> **Task details**:
Scan the material for the word "kichrayishi", and copy each line where it shows up.

━━━━━━━━━━

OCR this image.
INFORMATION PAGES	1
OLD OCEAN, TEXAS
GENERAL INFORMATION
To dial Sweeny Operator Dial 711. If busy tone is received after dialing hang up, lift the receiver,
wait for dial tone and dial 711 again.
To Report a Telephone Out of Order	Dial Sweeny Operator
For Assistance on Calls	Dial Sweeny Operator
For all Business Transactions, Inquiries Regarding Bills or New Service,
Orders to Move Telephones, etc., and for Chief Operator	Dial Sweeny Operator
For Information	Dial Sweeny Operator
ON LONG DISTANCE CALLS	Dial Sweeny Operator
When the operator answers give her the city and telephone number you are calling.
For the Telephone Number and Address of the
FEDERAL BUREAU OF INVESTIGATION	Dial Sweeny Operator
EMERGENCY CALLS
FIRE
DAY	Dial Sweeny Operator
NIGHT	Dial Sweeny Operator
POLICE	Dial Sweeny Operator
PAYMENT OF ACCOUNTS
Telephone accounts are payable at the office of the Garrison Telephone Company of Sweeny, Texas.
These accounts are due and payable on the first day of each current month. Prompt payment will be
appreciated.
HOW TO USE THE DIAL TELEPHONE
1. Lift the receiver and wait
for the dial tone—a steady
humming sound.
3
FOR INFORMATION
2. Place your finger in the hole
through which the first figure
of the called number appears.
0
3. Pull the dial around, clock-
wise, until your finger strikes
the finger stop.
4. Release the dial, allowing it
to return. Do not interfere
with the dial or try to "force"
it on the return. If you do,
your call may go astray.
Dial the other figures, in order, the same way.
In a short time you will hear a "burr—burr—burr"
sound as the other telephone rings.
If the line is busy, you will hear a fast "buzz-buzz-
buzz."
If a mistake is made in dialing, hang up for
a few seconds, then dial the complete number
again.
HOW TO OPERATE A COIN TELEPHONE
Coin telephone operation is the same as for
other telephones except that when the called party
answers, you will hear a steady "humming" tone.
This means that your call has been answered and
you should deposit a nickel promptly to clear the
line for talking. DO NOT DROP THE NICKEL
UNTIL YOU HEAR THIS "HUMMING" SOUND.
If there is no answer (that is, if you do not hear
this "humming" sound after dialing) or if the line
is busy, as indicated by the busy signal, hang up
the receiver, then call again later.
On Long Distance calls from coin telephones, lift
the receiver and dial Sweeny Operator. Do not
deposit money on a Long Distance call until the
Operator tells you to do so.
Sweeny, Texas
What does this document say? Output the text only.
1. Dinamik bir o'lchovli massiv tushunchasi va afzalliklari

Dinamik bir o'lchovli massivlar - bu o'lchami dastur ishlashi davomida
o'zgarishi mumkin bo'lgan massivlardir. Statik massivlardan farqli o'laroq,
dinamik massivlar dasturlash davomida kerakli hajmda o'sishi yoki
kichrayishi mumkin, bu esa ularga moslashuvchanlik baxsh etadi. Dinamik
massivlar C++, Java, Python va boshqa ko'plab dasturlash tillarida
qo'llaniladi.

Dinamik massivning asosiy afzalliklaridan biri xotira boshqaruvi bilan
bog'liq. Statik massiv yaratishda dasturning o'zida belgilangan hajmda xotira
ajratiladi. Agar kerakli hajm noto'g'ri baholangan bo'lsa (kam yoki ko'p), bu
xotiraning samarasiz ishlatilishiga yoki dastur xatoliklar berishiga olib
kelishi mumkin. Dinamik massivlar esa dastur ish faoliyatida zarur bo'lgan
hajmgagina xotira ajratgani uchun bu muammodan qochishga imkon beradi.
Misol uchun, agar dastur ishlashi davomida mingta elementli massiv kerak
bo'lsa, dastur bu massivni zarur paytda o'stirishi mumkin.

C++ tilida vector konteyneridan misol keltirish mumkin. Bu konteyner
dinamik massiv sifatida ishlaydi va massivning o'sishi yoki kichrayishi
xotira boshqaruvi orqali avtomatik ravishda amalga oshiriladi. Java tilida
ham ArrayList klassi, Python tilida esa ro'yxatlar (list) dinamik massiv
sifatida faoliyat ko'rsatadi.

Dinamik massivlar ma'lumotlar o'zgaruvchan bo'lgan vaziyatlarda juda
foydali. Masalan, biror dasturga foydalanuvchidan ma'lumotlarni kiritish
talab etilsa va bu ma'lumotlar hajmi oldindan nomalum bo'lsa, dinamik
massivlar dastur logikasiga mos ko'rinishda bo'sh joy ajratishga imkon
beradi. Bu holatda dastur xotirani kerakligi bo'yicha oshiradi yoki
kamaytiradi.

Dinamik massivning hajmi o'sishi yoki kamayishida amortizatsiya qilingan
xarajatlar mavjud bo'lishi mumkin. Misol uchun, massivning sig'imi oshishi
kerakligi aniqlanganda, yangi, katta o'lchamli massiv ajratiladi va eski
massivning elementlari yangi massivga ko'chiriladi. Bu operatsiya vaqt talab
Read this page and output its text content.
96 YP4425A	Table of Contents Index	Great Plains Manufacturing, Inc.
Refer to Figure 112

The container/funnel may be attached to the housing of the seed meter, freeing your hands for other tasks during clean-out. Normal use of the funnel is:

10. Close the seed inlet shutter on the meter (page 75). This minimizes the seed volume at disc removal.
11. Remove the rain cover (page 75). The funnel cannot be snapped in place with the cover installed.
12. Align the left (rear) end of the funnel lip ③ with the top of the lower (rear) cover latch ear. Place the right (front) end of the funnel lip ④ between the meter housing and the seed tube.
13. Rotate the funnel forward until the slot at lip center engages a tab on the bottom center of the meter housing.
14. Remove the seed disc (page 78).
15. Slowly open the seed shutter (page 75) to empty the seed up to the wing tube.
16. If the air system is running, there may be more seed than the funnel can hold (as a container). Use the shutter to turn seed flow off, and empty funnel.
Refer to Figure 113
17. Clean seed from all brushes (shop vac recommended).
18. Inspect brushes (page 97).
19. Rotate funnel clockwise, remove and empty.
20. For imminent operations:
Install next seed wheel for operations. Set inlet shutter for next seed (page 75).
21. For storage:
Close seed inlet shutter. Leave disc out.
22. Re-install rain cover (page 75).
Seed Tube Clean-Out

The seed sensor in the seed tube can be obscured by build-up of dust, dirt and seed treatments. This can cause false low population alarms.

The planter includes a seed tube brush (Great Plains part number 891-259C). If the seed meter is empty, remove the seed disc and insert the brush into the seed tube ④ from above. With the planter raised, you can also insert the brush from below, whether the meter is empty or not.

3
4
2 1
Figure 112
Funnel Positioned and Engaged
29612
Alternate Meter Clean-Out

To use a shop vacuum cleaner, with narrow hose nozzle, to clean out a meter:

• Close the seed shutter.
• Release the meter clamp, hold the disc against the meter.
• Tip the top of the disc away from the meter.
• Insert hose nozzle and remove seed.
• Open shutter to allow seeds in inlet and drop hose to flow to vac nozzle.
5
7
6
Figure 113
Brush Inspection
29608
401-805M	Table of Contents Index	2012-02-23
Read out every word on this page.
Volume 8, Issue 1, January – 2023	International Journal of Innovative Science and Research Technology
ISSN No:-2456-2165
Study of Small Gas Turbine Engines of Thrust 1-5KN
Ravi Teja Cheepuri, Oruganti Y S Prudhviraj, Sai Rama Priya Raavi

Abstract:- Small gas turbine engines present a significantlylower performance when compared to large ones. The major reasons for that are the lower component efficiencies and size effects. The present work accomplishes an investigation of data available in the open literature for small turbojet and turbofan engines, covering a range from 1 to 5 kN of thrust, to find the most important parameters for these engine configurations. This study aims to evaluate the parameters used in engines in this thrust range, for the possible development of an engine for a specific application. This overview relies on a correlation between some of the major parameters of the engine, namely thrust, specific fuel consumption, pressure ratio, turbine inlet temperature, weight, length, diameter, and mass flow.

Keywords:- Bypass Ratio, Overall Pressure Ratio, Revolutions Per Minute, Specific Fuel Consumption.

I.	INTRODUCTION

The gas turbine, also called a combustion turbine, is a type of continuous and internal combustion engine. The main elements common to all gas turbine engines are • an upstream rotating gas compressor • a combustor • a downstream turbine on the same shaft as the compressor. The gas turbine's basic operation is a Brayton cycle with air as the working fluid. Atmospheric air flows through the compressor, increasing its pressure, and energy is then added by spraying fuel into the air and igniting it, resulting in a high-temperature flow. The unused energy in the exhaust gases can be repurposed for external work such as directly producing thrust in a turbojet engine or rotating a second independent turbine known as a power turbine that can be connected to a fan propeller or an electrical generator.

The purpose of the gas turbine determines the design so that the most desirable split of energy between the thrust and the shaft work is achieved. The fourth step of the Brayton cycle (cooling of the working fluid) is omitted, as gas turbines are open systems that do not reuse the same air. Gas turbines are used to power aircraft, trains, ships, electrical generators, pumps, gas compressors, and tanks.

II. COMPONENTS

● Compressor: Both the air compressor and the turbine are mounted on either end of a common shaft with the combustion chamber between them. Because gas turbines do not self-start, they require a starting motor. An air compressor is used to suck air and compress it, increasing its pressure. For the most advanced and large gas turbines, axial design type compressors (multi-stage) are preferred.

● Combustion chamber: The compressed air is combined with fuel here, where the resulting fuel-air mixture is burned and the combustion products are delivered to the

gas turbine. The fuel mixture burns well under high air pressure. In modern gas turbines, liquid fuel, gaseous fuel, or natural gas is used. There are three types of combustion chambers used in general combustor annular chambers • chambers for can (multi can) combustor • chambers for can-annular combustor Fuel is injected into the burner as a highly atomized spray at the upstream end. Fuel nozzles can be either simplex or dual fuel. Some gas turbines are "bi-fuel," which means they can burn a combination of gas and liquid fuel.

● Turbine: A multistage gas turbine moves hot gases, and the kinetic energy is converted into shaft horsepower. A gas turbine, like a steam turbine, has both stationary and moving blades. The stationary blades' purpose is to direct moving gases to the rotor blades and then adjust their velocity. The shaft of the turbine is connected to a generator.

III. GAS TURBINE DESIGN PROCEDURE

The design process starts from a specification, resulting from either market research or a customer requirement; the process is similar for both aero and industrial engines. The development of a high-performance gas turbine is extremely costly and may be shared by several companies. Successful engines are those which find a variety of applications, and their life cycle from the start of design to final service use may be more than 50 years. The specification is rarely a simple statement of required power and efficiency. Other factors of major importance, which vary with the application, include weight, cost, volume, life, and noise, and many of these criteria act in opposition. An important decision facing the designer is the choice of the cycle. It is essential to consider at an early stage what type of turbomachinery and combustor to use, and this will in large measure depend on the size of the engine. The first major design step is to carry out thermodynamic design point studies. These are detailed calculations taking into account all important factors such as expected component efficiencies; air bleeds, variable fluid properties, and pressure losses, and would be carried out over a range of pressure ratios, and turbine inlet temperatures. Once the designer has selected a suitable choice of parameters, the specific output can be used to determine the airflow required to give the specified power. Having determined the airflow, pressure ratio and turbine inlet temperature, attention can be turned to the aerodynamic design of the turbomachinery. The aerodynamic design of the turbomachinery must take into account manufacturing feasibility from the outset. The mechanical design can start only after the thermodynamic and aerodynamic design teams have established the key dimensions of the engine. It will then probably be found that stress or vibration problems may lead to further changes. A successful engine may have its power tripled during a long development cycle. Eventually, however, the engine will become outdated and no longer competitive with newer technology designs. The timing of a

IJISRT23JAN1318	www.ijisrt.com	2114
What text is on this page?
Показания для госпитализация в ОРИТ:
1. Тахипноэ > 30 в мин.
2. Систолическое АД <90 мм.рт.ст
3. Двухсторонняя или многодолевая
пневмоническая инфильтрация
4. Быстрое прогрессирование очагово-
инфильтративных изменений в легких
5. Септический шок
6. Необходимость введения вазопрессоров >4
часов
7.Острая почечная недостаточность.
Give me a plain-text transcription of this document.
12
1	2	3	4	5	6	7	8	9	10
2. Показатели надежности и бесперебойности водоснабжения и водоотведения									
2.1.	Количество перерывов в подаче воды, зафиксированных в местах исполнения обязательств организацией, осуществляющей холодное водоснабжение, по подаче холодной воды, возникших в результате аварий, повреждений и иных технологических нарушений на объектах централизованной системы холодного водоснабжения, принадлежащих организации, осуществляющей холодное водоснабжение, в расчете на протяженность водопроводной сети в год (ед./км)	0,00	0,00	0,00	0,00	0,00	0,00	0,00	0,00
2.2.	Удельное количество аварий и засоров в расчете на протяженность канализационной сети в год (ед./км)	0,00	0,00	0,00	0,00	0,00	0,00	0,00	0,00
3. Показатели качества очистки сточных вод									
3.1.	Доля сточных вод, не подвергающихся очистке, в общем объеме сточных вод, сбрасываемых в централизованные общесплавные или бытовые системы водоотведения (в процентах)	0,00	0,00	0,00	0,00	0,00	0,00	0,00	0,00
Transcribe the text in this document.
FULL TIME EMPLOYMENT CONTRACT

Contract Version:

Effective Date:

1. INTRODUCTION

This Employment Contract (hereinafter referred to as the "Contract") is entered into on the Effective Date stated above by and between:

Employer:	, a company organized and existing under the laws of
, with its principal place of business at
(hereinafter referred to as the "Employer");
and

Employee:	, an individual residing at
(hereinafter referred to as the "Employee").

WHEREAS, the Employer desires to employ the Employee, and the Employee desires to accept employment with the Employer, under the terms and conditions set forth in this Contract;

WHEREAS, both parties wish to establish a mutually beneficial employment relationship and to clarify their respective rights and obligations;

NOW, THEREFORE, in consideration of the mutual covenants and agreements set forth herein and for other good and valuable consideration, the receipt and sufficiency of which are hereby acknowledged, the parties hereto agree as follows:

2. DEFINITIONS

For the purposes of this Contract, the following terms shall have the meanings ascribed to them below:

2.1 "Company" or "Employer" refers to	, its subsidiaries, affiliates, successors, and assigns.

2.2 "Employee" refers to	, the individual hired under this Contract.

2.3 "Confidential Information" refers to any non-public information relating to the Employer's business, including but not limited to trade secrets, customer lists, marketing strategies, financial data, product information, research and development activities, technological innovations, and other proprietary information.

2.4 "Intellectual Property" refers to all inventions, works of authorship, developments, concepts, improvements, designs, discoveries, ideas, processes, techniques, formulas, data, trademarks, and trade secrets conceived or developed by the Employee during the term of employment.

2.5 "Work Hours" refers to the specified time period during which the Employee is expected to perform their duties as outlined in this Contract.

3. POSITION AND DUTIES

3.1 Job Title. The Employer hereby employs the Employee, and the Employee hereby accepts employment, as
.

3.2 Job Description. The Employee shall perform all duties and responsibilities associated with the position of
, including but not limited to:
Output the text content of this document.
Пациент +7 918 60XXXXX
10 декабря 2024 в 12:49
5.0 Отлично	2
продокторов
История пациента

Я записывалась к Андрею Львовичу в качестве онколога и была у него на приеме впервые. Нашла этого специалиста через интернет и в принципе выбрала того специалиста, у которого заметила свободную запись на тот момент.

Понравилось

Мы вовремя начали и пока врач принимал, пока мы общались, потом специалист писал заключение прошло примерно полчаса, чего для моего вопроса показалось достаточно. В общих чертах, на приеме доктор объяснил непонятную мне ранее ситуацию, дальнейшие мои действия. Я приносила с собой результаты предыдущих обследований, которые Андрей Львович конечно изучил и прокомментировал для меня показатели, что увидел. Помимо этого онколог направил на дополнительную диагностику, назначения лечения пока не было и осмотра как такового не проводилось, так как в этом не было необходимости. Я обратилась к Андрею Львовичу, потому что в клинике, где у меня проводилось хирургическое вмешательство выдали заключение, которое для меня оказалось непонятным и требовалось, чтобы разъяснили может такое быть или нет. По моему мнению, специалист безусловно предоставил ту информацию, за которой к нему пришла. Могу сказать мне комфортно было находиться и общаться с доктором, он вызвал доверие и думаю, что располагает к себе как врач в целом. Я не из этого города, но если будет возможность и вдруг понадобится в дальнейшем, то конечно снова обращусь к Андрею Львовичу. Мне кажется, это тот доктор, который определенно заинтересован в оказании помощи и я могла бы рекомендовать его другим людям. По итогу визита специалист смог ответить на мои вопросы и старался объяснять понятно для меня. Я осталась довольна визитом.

━━━━━━━━━━

> **Task result**:
kichrayishi mumkin, bu esa ularga moslashuvchanlik baxsh etadi. Dinamik
dinamik massiv sifatida ishlaydi va massivning o'sishi yoki kichrayishi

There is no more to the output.